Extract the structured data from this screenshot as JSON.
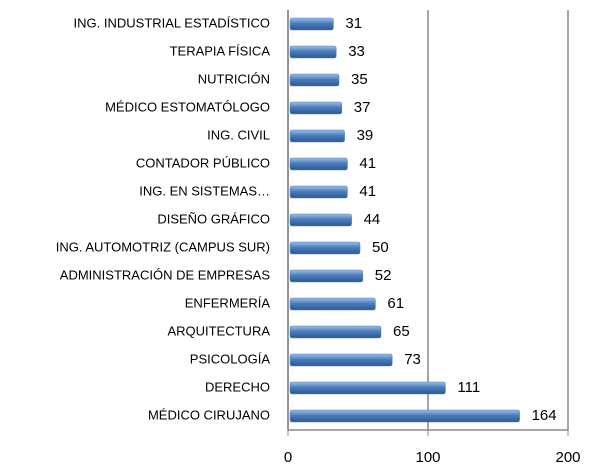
{
  "chart_data": {
    "type": "bar",
    "orientation": "horizontal",
    "categories": [
      "ING. INDUSTRIAL ESTADÍSTICO",
      "TERAPIA FÍSICA",
      "NUTRICIÓN",
      "MÉDICO ESTOMATÓLOGO",
      "ING. CIVIL",
      "CONTADOR PÚBLICO",
      "ING. EN SISTEMAS…",
      "DISEÑO GRÁFICO",
      "ING. AUTOMOTRIZ (CAMPUS SUR)",
      "ADMINISTRACIÓN DE EMPRESAS",
      "ENFERMERÍA",
      "ARQUITECTURA",
      "PSICOLOGÍA",
      "DERECHO",
      "MÉDICO CIRUJANO"
    ],
    "values": [
      31,
      33,
      35,
      37,
      39,
      41,
      41,
      44,
      50,
      52,
      61,
      65,
      73,
      111,
      164
    ],
    "color": "#4a7ebb",
    "xlim": [
      0,
      200
    ],
    "xticks": [
      0,
      100,
      200
    ],
    "grid": true
  }
}
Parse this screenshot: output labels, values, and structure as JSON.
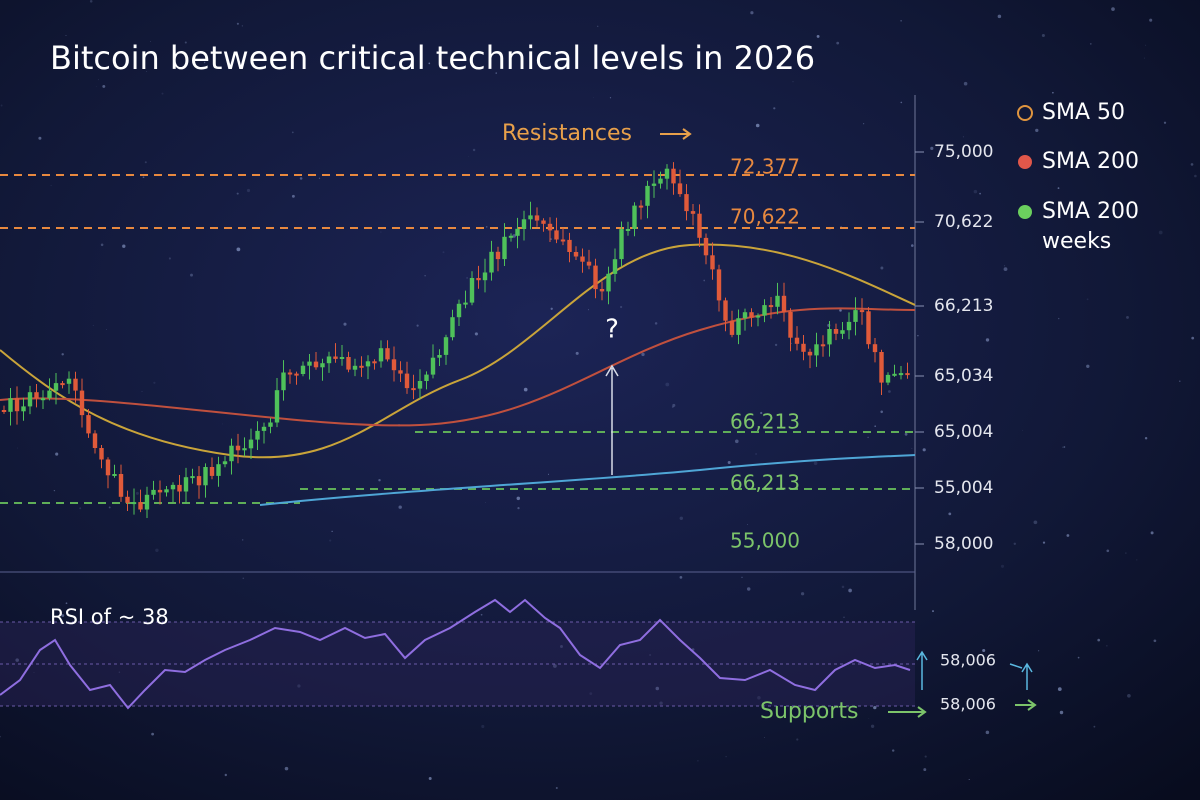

================

*GIVEN TASK*
Transcribe all the lines above exactly, apart from the pictures.

*EXPECTED OUTPUT*
Extract the structured data from this screenshot as JSON.
{
  "chart_data": {
    "type": "bar",
    "orientation": "horizontal",
    "categories": [
      "ING. INDUSTRIAL ESTADÍSTICO",
      "TERAPIA FÍSICA",
      "NUTRICIÓN",
      "MÉDICO ESTOMATÓLOGO",
      "ING. CIVIL",
      "CONTADOR PÚBLICO",
      "ING. EN SISTEMAS…",
      "DISEÑO GRÁFICO",
      "ING. AUTOMOTRIZ (CAMPUS SUR)",
      "ADMINISTRACIÓN DE EMPRESAS",
      "ENFERMERÍA",
      "ARQUITECTURA",
      "PSICOLOGÍA",
      "DERECHO",
      "MÉDICO CIRUJANO"
    ],
    "values": [
      31,
      33,
      35,
      37,
      39,
      41,
      41,
      44,
      50,
      52,
      61,
      65,
      73,
      111,
      164
    ],
    "color": "#4a7ebb",
    "xlim": [
      0,
      200
    ],
    "xticks": [
      0,
      100,
      200
    ],
    "grid": true
  }
}
Parse this screenshot: output labels, values, and structure as JSON.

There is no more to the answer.